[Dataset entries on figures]

┌────────

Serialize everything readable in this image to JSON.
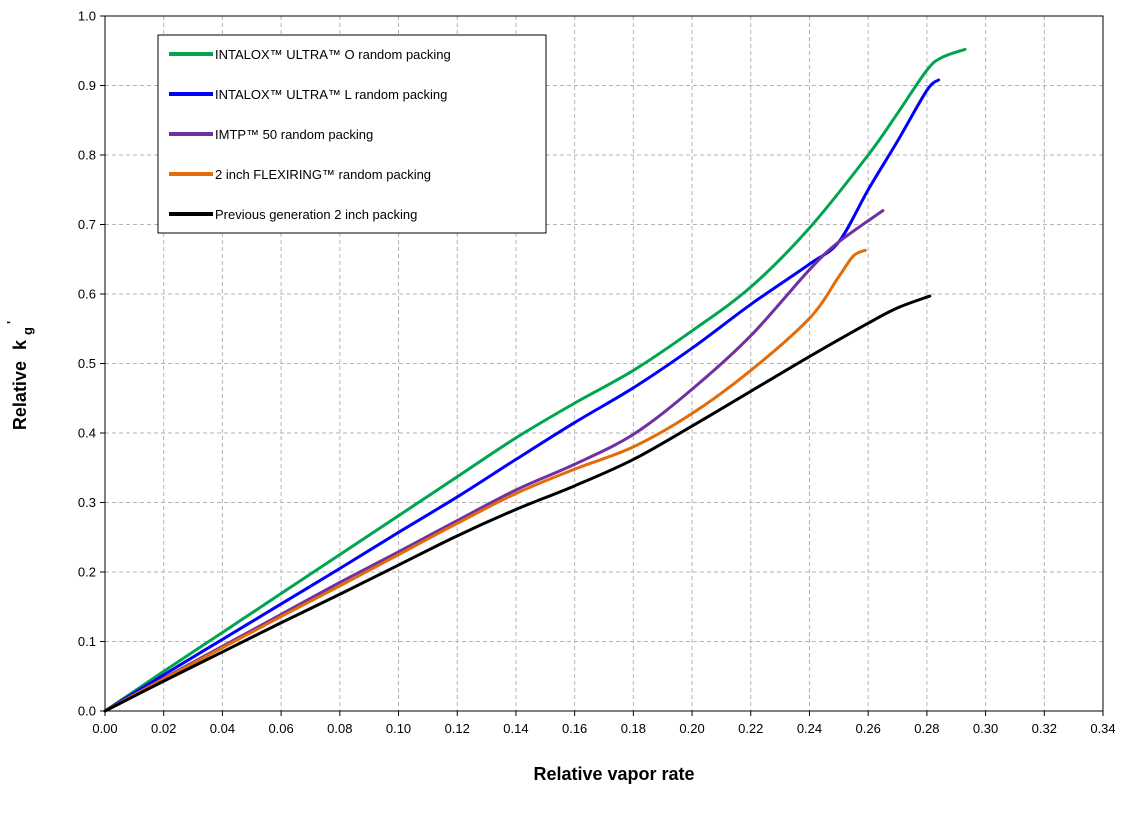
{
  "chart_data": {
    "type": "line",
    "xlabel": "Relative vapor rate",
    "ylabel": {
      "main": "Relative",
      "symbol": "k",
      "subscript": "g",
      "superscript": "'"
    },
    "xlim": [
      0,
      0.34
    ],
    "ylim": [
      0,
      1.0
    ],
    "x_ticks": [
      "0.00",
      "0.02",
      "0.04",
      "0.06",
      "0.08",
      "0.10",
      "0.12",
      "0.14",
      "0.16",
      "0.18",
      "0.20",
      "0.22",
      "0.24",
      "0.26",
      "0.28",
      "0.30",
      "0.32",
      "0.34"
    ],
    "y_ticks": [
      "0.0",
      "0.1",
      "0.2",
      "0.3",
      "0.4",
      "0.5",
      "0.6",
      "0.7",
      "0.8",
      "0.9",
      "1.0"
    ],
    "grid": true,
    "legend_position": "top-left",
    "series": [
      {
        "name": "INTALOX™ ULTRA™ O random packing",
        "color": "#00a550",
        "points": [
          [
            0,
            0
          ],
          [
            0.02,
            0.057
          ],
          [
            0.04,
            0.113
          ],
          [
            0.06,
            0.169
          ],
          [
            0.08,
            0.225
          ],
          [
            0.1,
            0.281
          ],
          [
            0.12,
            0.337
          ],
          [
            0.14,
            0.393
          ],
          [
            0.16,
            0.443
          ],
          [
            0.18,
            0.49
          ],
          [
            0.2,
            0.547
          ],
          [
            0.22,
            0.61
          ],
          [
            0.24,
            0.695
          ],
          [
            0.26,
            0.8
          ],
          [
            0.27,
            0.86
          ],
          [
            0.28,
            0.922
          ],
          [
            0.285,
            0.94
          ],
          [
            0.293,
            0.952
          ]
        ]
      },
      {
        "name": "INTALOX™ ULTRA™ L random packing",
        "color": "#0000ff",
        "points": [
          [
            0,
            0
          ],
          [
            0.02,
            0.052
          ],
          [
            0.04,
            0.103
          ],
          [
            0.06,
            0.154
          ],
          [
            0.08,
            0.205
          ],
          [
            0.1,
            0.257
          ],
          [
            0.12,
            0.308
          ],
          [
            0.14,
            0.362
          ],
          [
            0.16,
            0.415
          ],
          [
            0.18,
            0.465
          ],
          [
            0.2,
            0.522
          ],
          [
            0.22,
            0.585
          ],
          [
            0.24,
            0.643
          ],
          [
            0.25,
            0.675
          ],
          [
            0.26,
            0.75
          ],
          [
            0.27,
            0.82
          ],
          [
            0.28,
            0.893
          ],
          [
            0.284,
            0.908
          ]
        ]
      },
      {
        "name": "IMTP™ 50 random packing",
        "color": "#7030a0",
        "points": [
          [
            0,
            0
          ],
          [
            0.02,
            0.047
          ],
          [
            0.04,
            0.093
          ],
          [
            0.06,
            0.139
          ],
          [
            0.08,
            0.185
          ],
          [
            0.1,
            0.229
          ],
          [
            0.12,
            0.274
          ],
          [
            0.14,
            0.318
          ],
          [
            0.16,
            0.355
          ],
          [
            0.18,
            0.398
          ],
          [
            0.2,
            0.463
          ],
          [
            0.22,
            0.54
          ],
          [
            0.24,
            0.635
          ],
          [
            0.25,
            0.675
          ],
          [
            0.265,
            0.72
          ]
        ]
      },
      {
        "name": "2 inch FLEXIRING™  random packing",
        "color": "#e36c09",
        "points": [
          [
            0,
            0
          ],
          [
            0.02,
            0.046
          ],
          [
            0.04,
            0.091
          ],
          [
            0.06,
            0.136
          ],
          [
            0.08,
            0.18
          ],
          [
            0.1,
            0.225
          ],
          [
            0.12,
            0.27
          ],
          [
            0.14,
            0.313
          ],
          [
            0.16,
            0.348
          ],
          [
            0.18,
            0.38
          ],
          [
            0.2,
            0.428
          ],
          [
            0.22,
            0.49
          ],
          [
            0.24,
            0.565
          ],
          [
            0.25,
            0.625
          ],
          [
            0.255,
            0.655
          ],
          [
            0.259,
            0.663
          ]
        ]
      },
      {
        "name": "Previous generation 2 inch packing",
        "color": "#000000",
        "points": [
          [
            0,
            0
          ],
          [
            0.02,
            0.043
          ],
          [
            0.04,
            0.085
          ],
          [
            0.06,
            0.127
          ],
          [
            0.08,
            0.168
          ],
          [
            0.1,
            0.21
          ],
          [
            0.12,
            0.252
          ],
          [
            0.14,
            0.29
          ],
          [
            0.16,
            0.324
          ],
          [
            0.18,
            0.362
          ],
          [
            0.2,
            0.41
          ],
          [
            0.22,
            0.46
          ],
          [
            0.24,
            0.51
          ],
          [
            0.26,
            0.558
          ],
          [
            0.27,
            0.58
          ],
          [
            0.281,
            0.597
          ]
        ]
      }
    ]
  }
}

└────────

[STATED PROBLEM] In the records above, find each line that holds the word "Relative"; copy all such lines.

[IN RESPONSE]
    "xlabel": "Relative vapor rate",
      "main": "Relative",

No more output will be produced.